[PROVIDED INFORMATION]:
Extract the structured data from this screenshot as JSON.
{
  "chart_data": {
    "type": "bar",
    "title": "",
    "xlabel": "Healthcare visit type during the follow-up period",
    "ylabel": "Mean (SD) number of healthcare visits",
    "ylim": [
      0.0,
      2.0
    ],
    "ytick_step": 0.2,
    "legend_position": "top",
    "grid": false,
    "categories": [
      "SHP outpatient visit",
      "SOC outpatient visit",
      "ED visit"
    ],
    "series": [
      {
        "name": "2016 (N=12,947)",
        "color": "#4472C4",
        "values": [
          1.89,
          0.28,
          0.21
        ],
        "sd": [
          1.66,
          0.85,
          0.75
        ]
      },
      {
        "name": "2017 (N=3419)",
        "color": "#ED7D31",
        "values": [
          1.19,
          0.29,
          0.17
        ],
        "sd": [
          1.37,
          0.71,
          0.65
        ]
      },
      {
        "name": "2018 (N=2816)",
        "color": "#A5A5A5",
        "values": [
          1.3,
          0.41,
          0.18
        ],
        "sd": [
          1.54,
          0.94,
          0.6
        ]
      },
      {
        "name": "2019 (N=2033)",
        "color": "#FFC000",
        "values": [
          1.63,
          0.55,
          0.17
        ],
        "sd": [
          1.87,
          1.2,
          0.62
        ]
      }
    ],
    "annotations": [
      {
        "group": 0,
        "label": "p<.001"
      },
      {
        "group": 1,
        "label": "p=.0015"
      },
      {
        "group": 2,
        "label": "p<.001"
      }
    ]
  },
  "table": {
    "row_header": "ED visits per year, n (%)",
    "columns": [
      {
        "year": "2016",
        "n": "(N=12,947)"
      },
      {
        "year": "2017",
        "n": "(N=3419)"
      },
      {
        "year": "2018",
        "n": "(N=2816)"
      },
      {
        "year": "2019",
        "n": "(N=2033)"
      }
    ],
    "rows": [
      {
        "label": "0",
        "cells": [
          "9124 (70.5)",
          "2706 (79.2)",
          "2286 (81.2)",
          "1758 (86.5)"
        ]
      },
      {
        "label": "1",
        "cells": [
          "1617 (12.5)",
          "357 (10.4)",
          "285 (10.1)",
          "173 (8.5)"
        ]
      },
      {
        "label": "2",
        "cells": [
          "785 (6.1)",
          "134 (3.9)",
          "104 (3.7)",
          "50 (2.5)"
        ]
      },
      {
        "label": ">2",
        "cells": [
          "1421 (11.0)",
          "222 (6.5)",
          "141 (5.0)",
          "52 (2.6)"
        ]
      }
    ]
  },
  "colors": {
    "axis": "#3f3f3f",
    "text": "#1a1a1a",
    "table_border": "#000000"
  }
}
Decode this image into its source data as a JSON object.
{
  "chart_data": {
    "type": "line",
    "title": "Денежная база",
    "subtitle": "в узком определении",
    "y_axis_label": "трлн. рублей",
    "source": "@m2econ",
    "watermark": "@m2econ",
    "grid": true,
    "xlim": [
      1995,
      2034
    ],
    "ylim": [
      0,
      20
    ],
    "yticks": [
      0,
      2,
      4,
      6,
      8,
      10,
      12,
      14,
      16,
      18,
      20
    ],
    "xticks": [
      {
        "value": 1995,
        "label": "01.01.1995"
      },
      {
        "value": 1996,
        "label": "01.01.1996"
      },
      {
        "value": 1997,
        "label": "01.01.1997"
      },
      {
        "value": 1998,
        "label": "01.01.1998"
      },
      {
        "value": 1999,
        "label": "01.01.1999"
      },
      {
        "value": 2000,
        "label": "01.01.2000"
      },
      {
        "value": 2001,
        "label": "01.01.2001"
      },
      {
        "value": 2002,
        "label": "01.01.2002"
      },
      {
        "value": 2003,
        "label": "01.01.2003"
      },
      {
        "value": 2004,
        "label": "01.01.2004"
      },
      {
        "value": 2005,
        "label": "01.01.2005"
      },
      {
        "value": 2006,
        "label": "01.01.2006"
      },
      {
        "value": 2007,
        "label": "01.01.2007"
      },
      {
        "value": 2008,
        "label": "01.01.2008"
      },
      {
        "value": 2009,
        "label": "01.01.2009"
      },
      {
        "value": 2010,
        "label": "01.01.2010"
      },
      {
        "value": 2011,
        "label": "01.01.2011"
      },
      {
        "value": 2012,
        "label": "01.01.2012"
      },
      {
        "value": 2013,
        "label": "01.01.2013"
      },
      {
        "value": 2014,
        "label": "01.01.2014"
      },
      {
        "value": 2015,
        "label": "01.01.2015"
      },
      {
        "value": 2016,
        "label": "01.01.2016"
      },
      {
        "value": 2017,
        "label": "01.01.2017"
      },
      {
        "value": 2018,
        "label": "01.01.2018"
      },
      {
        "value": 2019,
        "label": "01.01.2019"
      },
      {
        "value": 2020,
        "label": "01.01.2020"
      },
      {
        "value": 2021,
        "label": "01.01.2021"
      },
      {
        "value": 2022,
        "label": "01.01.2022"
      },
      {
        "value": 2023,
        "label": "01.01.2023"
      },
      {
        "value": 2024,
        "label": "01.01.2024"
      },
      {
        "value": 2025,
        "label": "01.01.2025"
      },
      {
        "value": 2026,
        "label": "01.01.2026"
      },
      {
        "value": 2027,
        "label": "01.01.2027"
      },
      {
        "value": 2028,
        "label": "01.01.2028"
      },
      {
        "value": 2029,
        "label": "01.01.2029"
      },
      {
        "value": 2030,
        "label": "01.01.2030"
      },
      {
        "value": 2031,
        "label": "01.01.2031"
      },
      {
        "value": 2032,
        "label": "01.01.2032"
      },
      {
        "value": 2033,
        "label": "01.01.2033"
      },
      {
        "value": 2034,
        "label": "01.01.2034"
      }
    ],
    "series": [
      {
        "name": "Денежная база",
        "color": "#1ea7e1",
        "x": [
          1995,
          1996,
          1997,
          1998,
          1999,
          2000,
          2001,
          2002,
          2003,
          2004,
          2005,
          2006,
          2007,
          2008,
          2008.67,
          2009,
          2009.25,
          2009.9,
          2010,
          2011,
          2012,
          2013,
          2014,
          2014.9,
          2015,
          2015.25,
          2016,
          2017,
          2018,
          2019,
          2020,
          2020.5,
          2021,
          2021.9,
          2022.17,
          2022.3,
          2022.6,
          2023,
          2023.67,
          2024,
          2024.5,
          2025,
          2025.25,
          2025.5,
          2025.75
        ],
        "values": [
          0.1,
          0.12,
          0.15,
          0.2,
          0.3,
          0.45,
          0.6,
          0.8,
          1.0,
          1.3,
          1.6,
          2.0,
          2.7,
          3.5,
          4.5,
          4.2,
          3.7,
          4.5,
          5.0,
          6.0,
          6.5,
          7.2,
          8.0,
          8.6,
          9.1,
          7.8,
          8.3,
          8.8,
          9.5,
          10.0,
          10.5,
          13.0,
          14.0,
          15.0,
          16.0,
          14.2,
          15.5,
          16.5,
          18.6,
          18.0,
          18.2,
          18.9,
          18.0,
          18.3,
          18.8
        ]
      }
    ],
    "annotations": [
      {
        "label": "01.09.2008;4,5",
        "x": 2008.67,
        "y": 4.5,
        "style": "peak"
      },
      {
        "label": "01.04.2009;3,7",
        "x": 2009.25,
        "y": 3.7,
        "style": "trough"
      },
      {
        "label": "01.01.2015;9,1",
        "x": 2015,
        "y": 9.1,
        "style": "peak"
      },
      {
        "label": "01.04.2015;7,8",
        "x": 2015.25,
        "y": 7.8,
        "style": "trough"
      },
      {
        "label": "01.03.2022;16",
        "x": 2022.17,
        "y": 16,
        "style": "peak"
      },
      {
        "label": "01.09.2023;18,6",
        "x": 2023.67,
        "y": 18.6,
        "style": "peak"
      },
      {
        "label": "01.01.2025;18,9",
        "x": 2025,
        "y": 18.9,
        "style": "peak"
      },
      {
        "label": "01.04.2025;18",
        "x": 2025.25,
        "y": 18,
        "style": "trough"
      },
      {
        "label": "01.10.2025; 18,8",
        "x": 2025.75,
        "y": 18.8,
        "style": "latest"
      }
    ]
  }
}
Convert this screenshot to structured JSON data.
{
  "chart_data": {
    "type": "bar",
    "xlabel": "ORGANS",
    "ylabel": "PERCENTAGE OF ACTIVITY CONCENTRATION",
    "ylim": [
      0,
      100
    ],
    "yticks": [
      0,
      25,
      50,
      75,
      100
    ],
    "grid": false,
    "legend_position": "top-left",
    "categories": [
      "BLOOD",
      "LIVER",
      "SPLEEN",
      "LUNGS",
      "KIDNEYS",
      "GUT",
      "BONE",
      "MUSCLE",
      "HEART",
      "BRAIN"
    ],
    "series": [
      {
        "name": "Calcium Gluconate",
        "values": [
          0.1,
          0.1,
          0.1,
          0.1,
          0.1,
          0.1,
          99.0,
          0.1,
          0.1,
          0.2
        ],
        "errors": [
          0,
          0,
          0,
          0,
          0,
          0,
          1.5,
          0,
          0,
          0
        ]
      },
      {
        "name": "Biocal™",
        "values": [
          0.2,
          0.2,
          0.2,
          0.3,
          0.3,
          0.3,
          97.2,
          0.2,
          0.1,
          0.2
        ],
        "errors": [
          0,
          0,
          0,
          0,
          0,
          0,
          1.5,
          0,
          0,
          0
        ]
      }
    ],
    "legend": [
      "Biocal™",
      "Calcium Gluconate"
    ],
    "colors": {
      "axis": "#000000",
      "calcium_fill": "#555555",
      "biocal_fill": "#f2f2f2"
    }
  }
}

[GIVEN REQUEST]: Give back exactly the lines beginning at the one with "Convert this screenshot" and ending at the final line of the material; both boundary lines belong in it.

[OUTPUT]:
Convert this screenshot to structured JSON data.
{
  "chart_data": {
    "type": "bar",
    "xlabel": "ORGANS",
    "ylabel": "PERCENTAGE OF ACTIVITY CONCENTRATION",
    "ylim": [
      0,
      100
    ],
    "yticks": [
      0,
      25,
      50,
      75,
      100
    ],
    "grid": false,
    "legend_position": "top-left",
    "categories": [
      "BLOOD",
      "LIVER",
      "SPLEEN",
      "LUNGS",
      "KIDNEYS",
      "GUT",
      "BONE",
      "MUSCLE",
      "HEART",
      "BRAIN"
    ],
    "series": [
      {
        "name": "Calcium Gluconate",
        "values": [
          0.1,
          0.1,
          0.1,
          0.1,
          0.1,
          0.1,
          99.0,
          0.1,
          0.1,
          0.2
        ],
        "errors": [
          0,
          0,
          0,
          0,
          0,
          0,
          1.5,
          0,
          0,
          0
        ]
      },
      {
        "name": "Biocal™",
        "values": [
          0.2,
          0.2,
          0.2,
          0.3,
          0.3,
          0.3,
          97.2,
          0.2,
          0.1,
          0.2
        ],
        "errors": [
          0,
          0,
          0,
          0,
          0,
          0,
          1.5,
          0,
          0,
          0
        ]
      }
    ],
    "legend": [
      "Biocal™",
      "Calcium Gluconate"
    ],
    "colors": {
      "axis": "#000000",
      "calcium_fill": "#555555",
      "biocal_fill": "#f2f2f2"
    }
  }
}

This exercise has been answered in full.